TASK PROMPT: Make an exact copy of all the records.

PROVIDED RECORDS:
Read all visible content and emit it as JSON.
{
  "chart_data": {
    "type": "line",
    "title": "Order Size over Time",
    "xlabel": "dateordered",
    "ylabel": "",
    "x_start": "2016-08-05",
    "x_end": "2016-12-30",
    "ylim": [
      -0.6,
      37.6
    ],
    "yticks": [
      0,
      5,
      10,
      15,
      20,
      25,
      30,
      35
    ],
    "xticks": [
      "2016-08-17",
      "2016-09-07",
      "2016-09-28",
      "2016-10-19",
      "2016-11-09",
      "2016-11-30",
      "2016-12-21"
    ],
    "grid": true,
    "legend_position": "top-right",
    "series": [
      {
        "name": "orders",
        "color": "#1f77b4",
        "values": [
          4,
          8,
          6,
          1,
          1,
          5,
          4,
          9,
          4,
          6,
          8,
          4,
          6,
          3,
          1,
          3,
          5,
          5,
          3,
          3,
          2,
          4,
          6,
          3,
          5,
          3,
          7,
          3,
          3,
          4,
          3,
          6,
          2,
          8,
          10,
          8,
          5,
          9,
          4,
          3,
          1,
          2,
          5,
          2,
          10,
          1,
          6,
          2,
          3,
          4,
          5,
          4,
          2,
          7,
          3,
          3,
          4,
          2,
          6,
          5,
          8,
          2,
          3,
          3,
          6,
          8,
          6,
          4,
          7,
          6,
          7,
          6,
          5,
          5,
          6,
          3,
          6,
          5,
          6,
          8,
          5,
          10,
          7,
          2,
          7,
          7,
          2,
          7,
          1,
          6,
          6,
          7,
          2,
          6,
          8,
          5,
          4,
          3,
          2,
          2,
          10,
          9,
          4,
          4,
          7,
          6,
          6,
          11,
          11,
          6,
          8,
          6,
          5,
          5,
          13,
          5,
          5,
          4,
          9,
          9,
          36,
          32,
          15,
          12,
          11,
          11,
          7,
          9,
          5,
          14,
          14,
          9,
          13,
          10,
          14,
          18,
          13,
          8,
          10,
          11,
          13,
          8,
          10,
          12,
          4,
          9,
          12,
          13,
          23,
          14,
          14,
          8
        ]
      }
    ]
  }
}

ANSWER FOR THE TASK:
Read all visible content and emit it as JSON.
{
  "chart_data": {
    "type": "line",
    "title": "Order Size over Time",
    "xlabel": "dateordered",
    "ylabel": "",
    "x_start": "2016-08-05",
    "x_end": "2016-12-30",
    "ylim": [
      -0.6,
      37.6
    ],
    "yticks": [
      0,
      5,
      10,
      15,
      20,
      25,
      30,
      35
    ],
    "xticks": [
      "2016-08-17",
      "2016-09-07",
      "2016-09-28",
      "2016-10-19",
      "2016-11-09",
      "2016-11-30",
      "2016-12-21"
    ],
    "grid": true,
    "legend_position": "top-right",
    "series": [
      {
        "name": "orders",
        "color": "#1f77b4",
        "values": [
          4,
          8,
          6,
          1,
          1,
          5,
          4,
          9,
          4,
          6,
          8,
          4,
          6,
          3,
          1,
          3,
          5,
          5,
          3,
          3,
          2,
          4,
          6,
          3,
          5,
          3,
          7,
          3,
          3,
          4,
          3,
          6,
          2,
          8,
          10,
          8,
          5,
          9,
          4,
          3,
          1,
          2,
          5,
          2,
          10,
          1,
          6,
          2,
          3,
          4,
          5,
          4,
          2,
          7,
          3,
          3,
          4,
          2,
          6,
          5,
          8,
          2,
          3,
          3,
          6,
          8,
          6,
          4,
          7,
          6,
          7,
          6,
          5,
          5,
          6,
          3,
          6,
          5,
          6,
          8,
          5,
          10,
          7,
          2,
          7,
          7,
          2,
          7,
          1,
          6,
          6,
          7,
          2,
          6,
          8,
          5,
          4,
          3,
          2,
          2,
          10,
          9,
          4,
          4,
          7,
          6,
          6,
          11,
          11,
          6,
          8,
          6,
          5,
          5,
          13,
          5,
          5,
          4,
          9,
          9,
          36,
          32,
          15,
          12,
          11,
          11,
          7,
          9,
          5,
          14,
          14,
          9,
          13,
          10,
          14,
          18,
          13,
          8,
          10,
          11,
          13,
          8,
          10,
          12,
          4,
          9,
          12,
          13,
          23,
          14,
          14,
          8
        ]
      }
    ]
  }
}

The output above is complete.